-- start of EXERCISE MATERIAL --
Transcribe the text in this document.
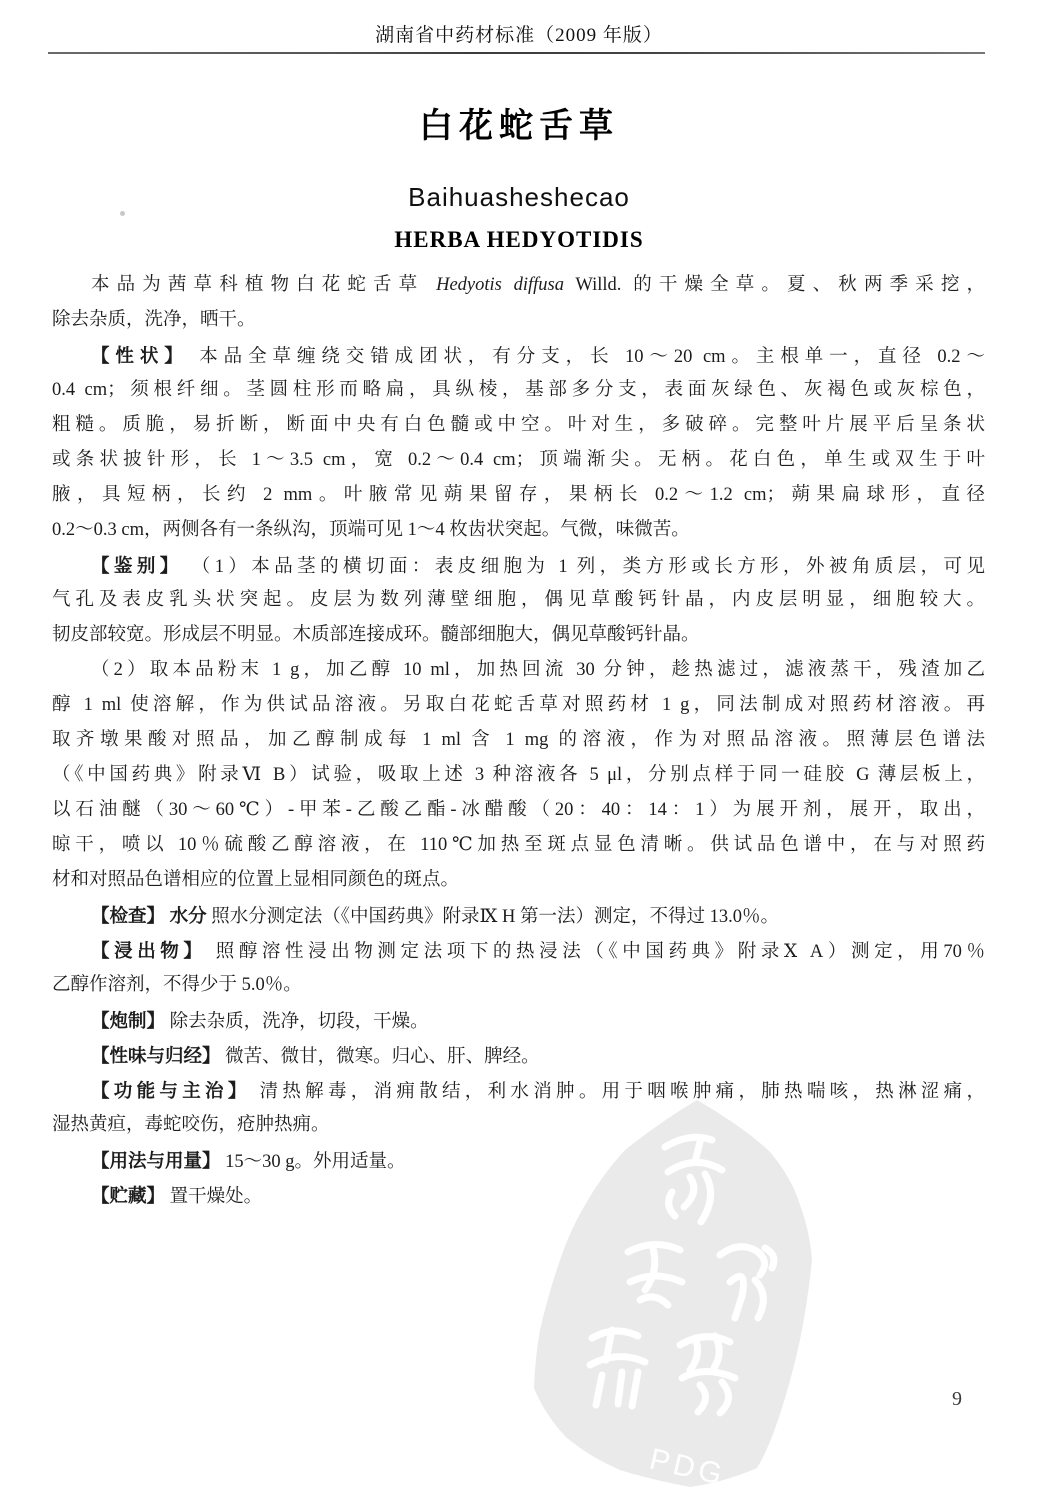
湖南省中药材标准（2009 年版）
白花蛇舌草
Baihuasheshecao
HERBA HEDYOTIDIS
本品为茜草科植物白花蛇舌草 Hedyotis diffusa Willd. 的干燥全草。夏、秋两季采挖，
除去杂质，洗净，晒干。
【性状】 本品全草缠绕交错成团状，有分支，长 10～20 cm。主根单一，直径 0.2～
0.4 cm；须根纤细。茎圆柱形而略扁，具纵棱，基部多分支，表面灰绿色、灰褐色或灰棕色，
粗糙。质脆，易折断，断面中央有白色髓或中空。叶对生，多破碎。完整叶片展平后呈条状
或条状披针形，长 1～3.5 cm，宽 0.2～0.4 cm；顶端渐尖。无柄。花白色，单生或双生于叶
腋，具短柄，长约 2 mm。叶腋常见蒴果留存，果柄长 0.2～1.2 cm；蒴果扁球形，直径
0.2～0.3 cm，两侧各有一条纵沟，顶端可见 1～4 枚齿状突起。气微，味微苦。
【鉴别】 （1）本品茎的横切面：表皮细胞为 1 列，类方形或长方形，外被角质层，可见
气孔及表皮乳头状突起。皮层为数列薄壁细胞，偶见草酸钙针晶，内皮层明显，细胞较大。
韧皮部较宽。形成层不明显。木质部连接成环。髓部细胞大，偶见草酸钙针晶。
（2）取本品粉末 1 g，加乙醇 10 ml，加热回流 30 分钟，趁热滤过，滤液蒸干，残渣加乙
醇 1 ml 使溶解，作为供试品溶液。另取白花蛇舌草对照药材 1 g，同法制成对照药材溶液。再
取齐墩果酸对照品，加乙醇制成每 1 ml 含 1 mg 的溶液，作为对照品溶液。照薄层色谱法
（《中国药典》附录Ⅵ B）试验，吸取上述 3 种溶液各 5 μl，分别点样于同一硅胶 G 薄层板上，
以石油醚（30～60℃）-甲苯-乙酸乙酯-冰醋酸（20：40：14：1）为展开剂，展开，取出，
晾干，喷以 10％硫酸乙醇溶液，在 110℃加热至斑点显色清晰。供试品色谱中，在与对照药
材和对照品色谱相应的位置上显相同颜色的斑点。
【检查】 水分 照水分测定法（《中国药典》附录Ⅸ H 第一法）测定，不得过 13.0％。
【浸出物】 照醇溶性浸出物测定法项下的热浸法（《中国药典》附录Ⅹ A）测定，用70％
乙醇作溶剂，不得少于 5.0％。
【炮制】 除去杂质，洗净，切段，干燥。
【性味与归经】 微苦、微甘，微寒。归心、肝、脾经。
【功能与主治】 清热解毒，消痈散结，利水消肿。用于咽喉肿痛，肺热喘咳，热淋涩痛，
湿热黄疸，毒蛇咬伤，疮肿热痈。
【用法与用量】 15～30 g。外用适量。
【贮藏】 置干燥处。
PDG
9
-- end of EXERCISE MATERIAL --
• [WHAT THE TASK ASKS]: Reproduce the entries exactly. Do not carry over any picture.

• [OUTPUT]:
Transcribe the text in this document.
湖南省中药材标准（2009 年版）
白花蛇舌草
Baihuasheshecao
HERBA HEDYOTIDIS
本品为茜草科植物白花蛇舌草 Hedyotis diffusa Willd. 的干燥全草。夏、秋两季采挖，
除去杂质，洗净，晒干。
【性状】 本品全草缠绕交错成团状，有分支，长 10～20 cm。主根单一，直径 0.2～
0.4 cm；须根纤细。茎圆柱形而略扁，具纵棱，基部多分支，表面灰绿色、灰褐色或灰棕色，
粗糙。质脆，易折断，断面中央有白色髓或中空。叶对生，多破碎。完整叶片展平后呈条状
或条状披针形，长 1～3.5 cm，宽 0.2～0.4 cm；顶端渐尖。无柄。花白色，单生或双生于叶
腋，具短柄，长约 2 mm。叶腋常见蒴果留存，果柄长 0.2～1.2 cm；蒴果扁球形，直径
0.2～0.3 cm，两侧各有一条纵沟，顶端可见 1～4 枚齿状突起。气微，味微苦。
【鉴别】 （1）本品茎的横切面：表皮细胞为 1 列，类方形或长方形，外被角质层，可见
气孔及表皮乳头状突起。皮层为数列薄壁细胞，偶见草酸钙针晶，内皮层明显，细胞较大。
韧皮部较宽。形成层不明显。木质部连接成环。髓部细胞大，偶见草酸钙针晶。
（2）取本品粉末 1 g，加乙醇 10 ml，加热回流 30 分钟，趁热滤过，滤液蒸干，残渣加乙
醇 1 ml 使溶解，作为供试品溶液。另取白花蛇舌草对照药材 1 g，同法制成对照药材溶液。再
取齐墩果酸对照品，加乙醇制成每 1 ml 含 1 mg 的溶液，作为对照品溶液。照薄层色谱法
（《中国药典》附录Ⅵ B）试验，吸取上述 3 种溶液各 5 μl，分别点样于同一硅胶 G 薄层板上，
以石油醚（30～60℃）-甲苯-乙酸乙酯-冰醋酸（20：40：14：1）为展开剂，展开，取出，
晾干，喷以 10％硫酸乙醇溶液，在 110℃加热至斑点显色清晰。供试品色谱中，在与对照药
材和对照品色谱相应的位置上显相同颜色的斑点。
【检查】 水分 照水分测定法（《中国药典》附录Ⅸ H 第一法）测定，不得过 13.0％。
【浸出物】 照醇溶性浸出物测定法项下的热浸法（《中国药典》附录Ⅹ A）测定，用70％
乙醇作溶剂，不得少于 5.0％。
【炮制】 除去杂质，洗净，切段，干燥。
【性味与归经】 微苦、微甘，微寒。归心、肝、脾经。
【功能与主治】 清热解毒，消痈散结，利水消肿。用于咽喉肿痛，肺热喘咳，热淋涩痛，
湿热黄疸，毒蛇咬伤，疮肿热痈。
【用法与用量】 15～30 g。外用适量。
【贮藏】 置干燥处。
PDG
9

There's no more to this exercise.